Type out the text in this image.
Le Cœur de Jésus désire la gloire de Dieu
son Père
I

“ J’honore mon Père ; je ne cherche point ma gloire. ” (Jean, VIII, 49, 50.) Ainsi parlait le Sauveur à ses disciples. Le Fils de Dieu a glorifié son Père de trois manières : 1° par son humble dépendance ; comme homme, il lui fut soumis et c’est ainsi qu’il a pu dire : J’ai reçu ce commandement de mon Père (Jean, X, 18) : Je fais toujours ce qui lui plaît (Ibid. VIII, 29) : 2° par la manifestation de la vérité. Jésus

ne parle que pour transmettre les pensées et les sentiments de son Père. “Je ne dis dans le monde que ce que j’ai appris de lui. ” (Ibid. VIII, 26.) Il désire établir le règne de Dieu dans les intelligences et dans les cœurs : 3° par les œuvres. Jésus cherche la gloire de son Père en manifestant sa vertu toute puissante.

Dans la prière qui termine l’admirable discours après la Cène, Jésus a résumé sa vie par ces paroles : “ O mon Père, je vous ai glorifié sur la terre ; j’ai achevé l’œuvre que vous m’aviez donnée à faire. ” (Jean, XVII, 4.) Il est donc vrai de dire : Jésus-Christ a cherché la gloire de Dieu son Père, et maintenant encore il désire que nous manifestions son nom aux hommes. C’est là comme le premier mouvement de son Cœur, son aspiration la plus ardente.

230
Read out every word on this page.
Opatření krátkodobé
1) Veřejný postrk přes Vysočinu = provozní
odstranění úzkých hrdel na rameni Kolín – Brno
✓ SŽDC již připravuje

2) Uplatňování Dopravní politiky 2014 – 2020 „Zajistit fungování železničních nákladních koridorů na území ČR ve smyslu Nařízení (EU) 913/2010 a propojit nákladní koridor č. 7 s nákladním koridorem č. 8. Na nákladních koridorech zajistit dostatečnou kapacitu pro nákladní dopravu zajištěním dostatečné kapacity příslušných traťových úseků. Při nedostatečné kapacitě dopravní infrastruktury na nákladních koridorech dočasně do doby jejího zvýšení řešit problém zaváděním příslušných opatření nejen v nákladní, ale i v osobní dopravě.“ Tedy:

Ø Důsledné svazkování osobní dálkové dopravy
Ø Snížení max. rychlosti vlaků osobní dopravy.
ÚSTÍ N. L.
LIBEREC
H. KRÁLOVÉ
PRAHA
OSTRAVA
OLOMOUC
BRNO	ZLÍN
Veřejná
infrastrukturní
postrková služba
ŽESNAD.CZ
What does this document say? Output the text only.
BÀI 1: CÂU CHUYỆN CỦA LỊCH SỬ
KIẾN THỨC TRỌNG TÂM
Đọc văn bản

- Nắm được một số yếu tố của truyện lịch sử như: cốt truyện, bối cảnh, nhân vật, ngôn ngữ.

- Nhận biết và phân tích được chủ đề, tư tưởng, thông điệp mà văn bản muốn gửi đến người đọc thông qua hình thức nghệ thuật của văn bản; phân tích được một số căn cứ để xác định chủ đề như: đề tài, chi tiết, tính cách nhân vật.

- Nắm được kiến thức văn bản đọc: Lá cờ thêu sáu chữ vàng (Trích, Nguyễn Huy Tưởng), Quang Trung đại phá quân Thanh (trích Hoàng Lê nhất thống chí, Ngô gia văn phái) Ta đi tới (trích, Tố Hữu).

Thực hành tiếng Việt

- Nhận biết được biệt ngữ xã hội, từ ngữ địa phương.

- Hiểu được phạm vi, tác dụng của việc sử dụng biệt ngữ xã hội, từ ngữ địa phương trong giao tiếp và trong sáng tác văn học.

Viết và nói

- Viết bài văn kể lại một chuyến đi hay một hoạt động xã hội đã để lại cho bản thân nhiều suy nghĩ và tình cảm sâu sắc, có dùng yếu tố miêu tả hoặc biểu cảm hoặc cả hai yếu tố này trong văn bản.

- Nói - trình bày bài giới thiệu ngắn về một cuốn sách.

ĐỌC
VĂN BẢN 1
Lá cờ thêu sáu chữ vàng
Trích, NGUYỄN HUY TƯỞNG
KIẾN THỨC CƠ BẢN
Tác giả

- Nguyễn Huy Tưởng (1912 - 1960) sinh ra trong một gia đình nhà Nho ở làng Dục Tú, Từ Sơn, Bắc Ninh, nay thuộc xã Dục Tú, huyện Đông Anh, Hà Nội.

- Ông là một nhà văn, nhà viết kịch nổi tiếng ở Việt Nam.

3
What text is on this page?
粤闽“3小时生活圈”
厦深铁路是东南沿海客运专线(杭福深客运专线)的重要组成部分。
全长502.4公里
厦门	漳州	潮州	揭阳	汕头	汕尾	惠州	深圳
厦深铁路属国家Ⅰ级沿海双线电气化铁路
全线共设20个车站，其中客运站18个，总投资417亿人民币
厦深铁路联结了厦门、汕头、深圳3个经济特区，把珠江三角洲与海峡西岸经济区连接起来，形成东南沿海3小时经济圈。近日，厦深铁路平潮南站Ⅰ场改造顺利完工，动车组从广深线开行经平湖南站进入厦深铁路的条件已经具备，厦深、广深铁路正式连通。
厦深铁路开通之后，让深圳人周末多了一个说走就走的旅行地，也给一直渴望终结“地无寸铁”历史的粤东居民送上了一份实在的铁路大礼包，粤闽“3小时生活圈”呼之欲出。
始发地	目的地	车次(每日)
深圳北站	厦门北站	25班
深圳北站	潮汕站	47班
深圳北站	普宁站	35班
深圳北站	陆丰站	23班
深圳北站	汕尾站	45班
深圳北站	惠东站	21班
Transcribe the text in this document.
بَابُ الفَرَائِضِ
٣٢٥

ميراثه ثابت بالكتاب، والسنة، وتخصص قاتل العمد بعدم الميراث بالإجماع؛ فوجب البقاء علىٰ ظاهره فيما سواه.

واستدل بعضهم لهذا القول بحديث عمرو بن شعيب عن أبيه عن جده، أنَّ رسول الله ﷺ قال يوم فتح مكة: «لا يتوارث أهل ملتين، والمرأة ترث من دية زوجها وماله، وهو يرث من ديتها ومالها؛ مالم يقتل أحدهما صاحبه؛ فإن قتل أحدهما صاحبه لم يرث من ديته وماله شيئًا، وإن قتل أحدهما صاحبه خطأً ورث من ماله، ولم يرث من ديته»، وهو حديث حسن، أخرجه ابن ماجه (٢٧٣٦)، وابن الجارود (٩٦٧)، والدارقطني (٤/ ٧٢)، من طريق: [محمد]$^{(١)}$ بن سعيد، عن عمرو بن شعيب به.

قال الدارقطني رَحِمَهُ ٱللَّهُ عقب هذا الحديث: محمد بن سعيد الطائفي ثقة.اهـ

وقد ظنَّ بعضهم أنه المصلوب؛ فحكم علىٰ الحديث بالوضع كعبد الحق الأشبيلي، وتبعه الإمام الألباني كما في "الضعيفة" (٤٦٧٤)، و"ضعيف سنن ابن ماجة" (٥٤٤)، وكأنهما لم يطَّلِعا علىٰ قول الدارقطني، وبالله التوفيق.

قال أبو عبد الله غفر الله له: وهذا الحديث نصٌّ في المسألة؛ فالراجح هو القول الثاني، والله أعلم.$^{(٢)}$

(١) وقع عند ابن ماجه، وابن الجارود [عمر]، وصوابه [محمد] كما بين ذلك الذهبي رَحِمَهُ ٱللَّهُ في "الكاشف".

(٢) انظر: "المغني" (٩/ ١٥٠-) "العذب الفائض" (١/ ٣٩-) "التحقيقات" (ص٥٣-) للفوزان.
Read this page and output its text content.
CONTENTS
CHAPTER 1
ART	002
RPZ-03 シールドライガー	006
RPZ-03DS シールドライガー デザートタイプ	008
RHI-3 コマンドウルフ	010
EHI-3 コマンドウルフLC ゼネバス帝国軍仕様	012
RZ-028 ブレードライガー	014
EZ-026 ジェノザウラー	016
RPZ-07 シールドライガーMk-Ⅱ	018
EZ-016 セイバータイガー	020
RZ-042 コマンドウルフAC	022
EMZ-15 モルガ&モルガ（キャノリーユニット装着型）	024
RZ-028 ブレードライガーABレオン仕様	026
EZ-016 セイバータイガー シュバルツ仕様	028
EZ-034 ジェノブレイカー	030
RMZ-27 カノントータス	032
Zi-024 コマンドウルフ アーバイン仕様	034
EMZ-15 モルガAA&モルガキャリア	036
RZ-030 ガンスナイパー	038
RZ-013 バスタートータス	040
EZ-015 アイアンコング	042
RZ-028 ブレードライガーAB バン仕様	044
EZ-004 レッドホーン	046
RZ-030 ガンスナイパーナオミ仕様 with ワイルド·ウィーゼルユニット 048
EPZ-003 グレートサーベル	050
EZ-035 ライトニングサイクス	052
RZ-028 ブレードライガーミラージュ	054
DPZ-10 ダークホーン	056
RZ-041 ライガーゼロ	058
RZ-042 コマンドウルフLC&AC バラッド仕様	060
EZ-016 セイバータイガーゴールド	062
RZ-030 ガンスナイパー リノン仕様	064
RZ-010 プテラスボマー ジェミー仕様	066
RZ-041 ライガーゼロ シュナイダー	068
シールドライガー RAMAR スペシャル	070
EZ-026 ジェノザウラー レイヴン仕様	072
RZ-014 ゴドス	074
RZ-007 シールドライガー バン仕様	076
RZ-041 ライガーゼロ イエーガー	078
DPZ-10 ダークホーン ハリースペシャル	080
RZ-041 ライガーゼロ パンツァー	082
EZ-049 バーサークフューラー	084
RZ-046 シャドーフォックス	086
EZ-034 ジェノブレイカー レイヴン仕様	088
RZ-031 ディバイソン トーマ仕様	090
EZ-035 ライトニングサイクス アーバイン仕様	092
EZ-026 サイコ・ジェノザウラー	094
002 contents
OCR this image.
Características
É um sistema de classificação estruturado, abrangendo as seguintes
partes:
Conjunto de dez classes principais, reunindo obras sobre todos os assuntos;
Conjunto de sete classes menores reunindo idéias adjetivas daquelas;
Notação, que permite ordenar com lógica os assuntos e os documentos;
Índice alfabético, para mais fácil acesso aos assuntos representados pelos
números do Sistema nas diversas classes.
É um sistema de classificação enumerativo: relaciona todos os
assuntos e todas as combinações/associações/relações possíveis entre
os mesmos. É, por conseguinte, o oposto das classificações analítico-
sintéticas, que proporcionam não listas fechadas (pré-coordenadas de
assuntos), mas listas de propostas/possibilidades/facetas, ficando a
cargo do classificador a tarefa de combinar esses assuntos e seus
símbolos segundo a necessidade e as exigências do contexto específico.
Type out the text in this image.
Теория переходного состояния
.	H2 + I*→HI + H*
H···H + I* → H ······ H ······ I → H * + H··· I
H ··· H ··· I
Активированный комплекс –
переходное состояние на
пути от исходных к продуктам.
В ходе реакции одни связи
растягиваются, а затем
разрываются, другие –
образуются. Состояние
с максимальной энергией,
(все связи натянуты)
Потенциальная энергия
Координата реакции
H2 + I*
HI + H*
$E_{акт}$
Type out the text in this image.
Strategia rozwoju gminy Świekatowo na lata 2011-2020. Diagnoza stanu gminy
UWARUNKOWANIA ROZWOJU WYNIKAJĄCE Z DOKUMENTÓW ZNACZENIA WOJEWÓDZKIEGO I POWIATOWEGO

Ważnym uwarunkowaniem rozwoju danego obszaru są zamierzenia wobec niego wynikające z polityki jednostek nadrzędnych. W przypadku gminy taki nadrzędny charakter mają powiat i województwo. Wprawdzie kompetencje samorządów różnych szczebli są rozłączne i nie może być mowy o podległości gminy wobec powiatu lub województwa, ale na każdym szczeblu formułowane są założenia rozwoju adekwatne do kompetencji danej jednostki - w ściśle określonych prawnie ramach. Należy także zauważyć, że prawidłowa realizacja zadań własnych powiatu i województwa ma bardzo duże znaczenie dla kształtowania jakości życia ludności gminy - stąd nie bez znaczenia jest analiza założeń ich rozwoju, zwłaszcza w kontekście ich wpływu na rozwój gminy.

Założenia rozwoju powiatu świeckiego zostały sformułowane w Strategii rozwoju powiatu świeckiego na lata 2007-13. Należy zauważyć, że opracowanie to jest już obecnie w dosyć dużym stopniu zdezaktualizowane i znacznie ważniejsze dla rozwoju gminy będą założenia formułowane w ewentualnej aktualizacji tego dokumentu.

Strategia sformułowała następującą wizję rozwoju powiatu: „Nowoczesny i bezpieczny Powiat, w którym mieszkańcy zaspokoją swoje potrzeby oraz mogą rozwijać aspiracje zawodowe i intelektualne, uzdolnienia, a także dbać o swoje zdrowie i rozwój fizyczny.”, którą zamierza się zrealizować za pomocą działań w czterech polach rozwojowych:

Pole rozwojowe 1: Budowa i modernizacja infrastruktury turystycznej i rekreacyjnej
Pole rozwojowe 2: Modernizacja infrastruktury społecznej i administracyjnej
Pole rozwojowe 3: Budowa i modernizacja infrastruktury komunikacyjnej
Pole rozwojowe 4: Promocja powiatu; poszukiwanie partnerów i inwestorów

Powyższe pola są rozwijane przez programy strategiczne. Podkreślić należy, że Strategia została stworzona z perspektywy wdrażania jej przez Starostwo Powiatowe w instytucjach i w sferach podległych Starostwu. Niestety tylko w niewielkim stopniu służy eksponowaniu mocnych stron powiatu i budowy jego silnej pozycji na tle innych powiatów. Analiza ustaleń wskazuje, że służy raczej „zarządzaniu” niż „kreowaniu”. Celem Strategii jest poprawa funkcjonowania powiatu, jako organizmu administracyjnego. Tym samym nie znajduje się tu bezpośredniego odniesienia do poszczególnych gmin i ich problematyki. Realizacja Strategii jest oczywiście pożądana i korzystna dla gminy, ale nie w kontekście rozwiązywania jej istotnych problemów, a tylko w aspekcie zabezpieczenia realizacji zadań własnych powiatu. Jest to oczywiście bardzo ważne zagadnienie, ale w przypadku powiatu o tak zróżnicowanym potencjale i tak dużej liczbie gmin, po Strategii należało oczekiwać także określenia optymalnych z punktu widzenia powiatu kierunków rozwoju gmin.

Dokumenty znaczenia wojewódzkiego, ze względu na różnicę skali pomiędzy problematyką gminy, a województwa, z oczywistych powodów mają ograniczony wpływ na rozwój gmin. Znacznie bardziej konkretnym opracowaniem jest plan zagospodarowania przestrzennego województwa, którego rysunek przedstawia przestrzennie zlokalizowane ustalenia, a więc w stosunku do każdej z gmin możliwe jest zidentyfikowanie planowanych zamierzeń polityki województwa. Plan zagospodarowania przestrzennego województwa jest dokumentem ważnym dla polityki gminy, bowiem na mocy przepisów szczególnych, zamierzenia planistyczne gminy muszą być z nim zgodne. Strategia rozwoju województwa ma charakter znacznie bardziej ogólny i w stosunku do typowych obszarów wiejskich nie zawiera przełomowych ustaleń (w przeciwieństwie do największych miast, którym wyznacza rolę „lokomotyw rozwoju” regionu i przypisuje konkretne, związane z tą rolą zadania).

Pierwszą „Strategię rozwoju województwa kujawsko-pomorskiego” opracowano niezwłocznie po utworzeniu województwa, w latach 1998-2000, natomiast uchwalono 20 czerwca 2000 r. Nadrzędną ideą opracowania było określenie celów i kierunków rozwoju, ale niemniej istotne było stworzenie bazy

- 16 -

* _WHAT IS EXPECTED_
Find and copy every line in the entries above where the string "this" occurs.

* _FULL OUTPUT_
Type out the text in this image.
Read out every word on this page.
What does this document say? Output the text only.
What text is on this page?
Transcribe the text in this document.
Read this page and output its text content.
OCR this image.
Type out the text in this image.
Type out the text in this image.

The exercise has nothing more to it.